- [DIRECTION] From the listing below, pick out each line with the word "проект".
══ RECORDS FOR PROCESSING ══
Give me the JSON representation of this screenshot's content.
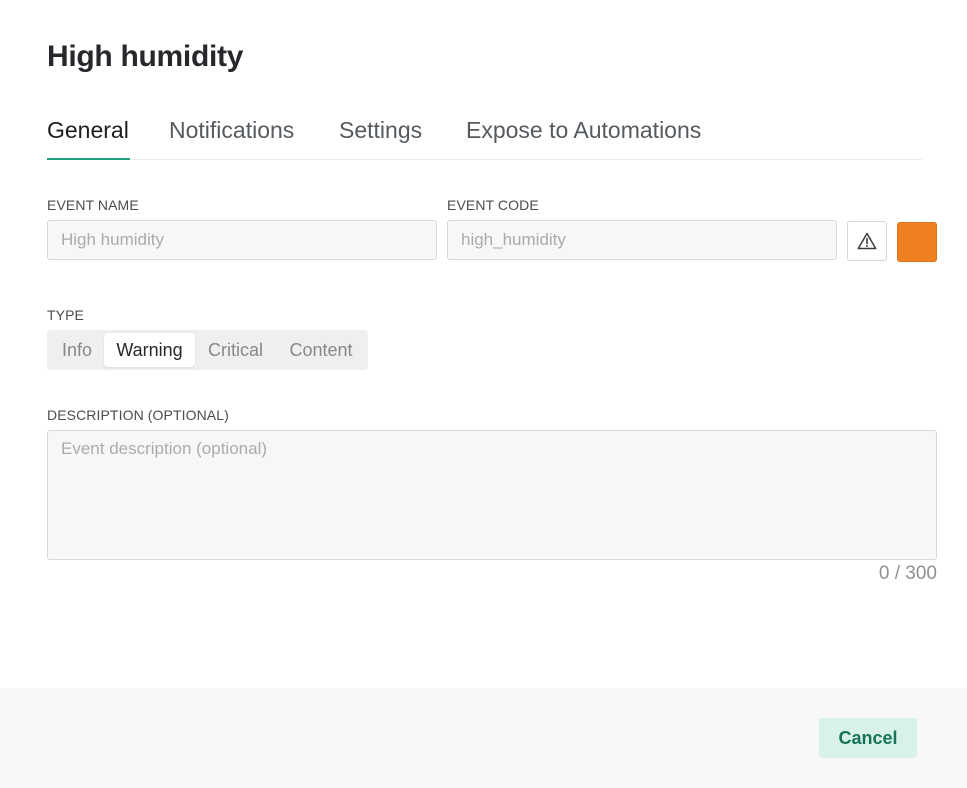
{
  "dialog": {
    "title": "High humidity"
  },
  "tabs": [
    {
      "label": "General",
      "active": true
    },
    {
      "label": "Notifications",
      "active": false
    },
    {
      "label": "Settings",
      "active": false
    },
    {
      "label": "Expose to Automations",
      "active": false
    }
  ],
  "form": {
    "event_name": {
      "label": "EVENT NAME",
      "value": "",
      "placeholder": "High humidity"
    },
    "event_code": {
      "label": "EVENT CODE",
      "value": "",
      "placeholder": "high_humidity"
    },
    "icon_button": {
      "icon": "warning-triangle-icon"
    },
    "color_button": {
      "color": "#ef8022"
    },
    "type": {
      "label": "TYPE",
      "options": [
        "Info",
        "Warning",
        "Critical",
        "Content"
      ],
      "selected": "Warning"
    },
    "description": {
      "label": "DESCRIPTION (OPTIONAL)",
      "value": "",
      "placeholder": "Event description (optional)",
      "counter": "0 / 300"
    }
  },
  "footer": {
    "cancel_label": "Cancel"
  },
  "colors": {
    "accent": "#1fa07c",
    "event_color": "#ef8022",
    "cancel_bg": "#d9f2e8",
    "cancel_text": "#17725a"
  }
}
═══
══ RECORDS FOR PROCESSING ══
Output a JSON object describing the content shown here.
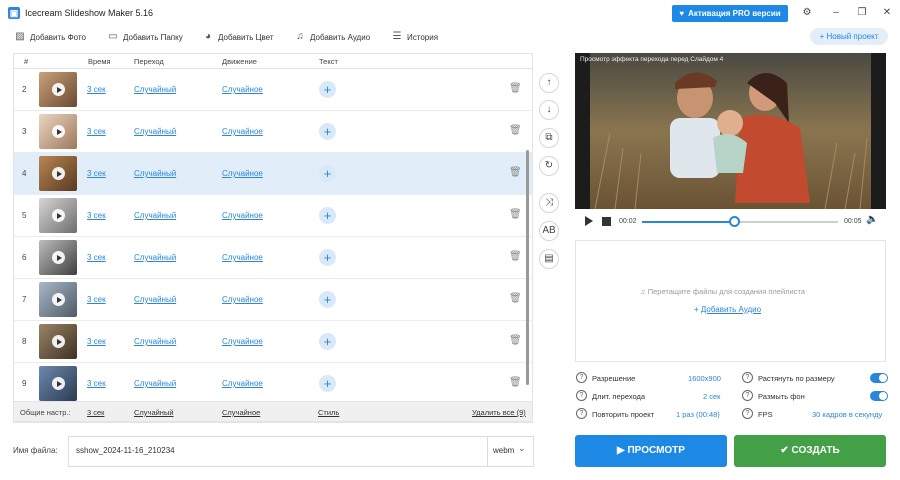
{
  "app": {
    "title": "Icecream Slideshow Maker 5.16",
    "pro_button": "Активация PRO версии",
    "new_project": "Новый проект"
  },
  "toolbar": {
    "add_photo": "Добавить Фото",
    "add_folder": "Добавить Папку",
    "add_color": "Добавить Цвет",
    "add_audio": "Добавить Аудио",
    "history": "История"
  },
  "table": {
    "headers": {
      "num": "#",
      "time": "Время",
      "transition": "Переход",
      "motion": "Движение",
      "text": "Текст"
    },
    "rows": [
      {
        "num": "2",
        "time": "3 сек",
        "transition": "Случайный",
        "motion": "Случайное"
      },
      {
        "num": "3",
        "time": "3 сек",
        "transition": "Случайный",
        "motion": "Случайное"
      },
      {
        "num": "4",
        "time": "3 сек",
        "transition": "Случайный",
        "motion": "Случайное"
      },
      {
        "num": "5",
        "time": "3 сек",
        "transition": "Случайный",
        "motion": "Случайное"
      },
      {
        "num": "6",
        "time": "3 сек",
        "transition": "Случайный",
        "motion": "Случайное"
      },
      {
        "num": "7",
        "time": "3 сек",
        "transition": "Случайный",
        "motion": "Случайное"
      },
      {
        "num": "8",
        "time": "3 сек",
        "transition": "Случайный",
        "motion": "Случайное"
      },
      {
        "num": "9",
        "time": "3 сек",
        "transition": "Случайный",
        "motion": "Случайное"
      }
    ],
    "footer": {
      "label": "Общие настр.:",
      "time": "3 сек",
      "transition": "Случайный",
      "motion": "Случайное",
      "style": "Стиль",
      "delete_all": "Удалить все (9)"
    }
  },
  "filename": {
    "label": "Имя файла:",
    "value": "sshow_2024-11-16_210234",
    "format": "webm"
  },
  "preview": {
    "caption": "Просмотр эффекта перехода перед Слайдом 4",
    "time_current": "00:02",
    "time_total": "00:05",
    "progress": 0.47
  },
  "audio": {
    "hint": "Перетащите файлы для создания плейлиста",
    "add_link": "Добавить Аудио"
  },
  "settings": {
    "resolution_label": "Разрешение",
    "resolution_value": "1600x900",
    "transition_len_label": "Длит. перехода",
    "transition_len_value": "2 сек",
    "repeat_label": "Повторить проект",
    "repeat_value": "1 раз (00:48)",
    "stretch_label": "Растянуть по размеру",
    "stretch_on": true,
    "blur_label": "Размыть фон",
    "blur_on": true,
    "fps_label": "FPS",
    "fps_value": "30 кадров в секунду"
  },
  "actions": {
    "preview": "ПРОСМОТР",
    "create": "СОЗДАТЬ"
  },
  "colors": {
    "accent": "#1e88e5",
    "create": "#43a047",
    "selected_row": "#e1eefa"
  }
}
═══
- [COMPLETED TASK]
    "new_project": "Новый проект"
    "repeat_label": "Повторить проект",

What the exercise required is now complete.